● **Short problem**:
Reproduce the records below, switching each occurrence of "comment-line" to "text-line" and leaving everything else unchanged.

Annotations of page elements:

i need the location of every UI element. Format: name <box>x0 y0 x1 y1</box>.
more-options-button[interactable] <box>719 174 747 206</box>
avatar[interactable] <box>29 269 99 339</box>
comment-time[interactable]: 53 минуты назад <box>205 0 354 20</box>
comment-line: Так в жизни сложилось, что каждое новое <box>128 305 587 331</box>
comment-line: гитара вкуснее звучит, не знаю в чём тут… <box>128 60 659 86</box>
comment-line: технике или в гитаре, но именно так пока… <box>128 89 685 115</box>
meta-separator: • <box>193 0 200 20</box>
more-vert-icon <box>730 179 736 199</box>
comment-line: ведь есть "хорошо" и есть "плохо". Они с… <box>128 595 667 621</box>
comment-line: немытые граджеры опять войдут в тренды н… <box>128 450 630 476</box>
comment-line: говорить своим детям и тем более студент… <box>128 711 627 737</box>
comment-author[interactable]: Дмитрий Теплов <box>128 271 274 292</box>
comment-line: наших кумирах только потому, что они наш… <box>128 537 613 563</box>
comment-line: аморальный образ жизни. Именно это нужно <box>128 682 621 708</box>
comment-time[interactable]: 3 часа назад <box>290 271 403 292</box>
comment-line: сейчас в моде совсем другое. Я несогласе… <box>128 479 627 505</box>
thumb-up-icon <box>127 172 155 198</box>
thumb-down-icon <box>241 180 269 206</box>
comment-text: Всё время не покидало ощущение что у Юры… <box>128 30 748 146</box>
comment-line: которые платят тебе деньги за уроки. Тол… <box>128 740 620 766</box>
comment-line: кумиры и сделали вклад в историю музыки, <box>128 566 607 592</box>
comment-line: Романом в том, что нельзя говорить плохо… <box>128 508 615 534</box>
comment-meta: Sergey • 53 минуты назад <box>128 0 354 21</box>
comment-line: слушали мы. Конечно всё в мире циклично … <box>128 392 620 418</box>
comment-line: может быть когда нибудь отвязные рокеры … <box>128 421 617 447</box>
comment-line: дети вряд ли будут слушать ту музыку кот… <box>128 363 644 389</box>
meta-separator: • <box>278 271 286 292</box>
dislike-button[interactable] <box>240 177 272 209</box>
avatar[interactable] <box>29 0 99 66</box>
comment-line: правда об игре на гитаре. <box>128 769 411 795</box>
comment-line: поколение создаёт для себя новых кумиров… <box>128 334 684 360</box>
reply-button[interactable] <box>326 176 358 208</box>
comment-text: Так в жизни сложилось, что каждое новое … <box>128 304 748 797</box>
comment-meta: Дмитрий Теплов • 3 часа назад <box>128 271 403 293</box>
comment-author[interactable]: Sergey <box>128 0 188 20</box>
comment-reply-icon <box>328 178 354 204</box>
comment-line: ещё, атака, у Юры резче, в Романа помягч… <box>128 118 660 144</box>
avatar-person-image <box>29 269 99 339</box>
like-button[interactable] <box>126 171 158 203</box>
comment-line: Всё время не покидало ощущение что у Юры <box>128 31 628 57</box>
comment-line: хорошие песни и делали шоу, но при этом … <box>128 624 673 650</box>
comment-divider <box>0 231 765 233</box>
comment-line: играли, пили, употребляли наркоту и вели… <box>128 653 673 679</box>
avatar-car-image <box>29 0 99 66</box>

● **Correct output**:
i need the location of every UI element. Format: name <box>x0 y0 x1 y1</box>.
more-options-button[interactable] <box>719 174 747 206</box>
avatar[interactable] <box>29 269 99 339</box>
comment-time[interactable]: 53 минуты назад <box>205 0 354 20</box>
text-line: Так в жизни сложилось, что каждое новое <box>128 305 587 331</box>
text-line: гитара вкуснее звучит, не знаю в чём тут… <box>128 60 659 86</box>
text-line: технике или в гитаре, но именно так пока… <box>128 89 685 115</box>
meta-separator: • <box>193 0 200 20</box>
more-vert-icon <box>730 179 736 199</box>
text-line: ведь есть "хорошо" и есть "плохо". Они с… <box>128 595 667 621</box>
text-line: немытые граджеры опять войдут в тренды н… <box>128 450 630 476</box>
text-line: говорить своим детям и тем более студент… <box>128 711 627 737</box>
comment-author[interactable]: Дмитрий Теплов <box>128 271 274 292</box>
text-line: наших кумирах только потому, что они наш… <box>128 537 613 563</box>
text-line: аморальный образ жизни. Именно это нужно <box>128 682 621 708</box>
comment-time[interactable]: 3 часа назад <box>290 271 403 292</box>
text-line: сейчас в моде совсем другое. Я несогласе… <box>128 479 627 505</box>
thumb-up-icon <box>127 172 155 198</box>
thumb-down-icon <box>241 180 269 206</box>
comment-text: Всё время не покидало ощущение что у Юры… <box>128 30 748 146</box>
text-line: которые платят тебе деньги за уроки. Тол… <box>128 740 620 766</box>
text-line: кумиры и сделали вклад в историю музыки, <box>128 566 607 592</box>
text-line: Романом в том, что нельзя говорить плохо… <box>128 508 615 534</box>
comment-meta: Sergey • 53 минуты назад <box>128 0 354 21</box>
text-line: слушали мы. Конечно всё в мире циклично … <box>128 392 620 418</box>
text-line: может быть когда нибудь отвязные рокеры … <box>128 421 617 447</box>
text-line: дети вряд ли будут слушать ту музыку кот… <box>128 363 644 389</box>
meta-separator: • <box>278 271 286 292</box>
dislike-button[interactable] <box>240 177 272 209</box>
avatar[interactable] <box>29 0 99 66</box>
text-line: правда об игре на гитаре. <box>128 769 411 795</box>
text-line: поколение создаёт для себя новых кумиров… <box>128 334 684 360</box>
reply-button[interactable] <box>326 176 358 208</box>
comment-text: Так в жизни сложилось, что каждое новое … <box>128 304 748 797</box>
comment-meta: Дмитрий Теплов • 3 часа назад <box>128 271 403 293</box>
comment-author[interactable]: Sergey <box>128 0 188 20</box>
comment-reply-icon <box>328 178 354 204</box>
text-line: ещё, атака, у Юры резче, в Романа помягч… <box>128 118 660 144</box>
avatar-person-image <box>29 269 99 339</box>
like-button[interactable] <box>126 171 158 203</box>
text-line: Всё время не покидало ощущение что у Юры <box>128 31 628 57</box>
text-line: хорошие песни и делали шоу, но при этом … <box>128 624 673 650</box>
comment-divider <box>0 231 765 233</box>
text-line: играли, пили, употребляли наркоту и вели… <box>128 653 673 679</box>
avatar-car-image <box>29 0 99 66</box>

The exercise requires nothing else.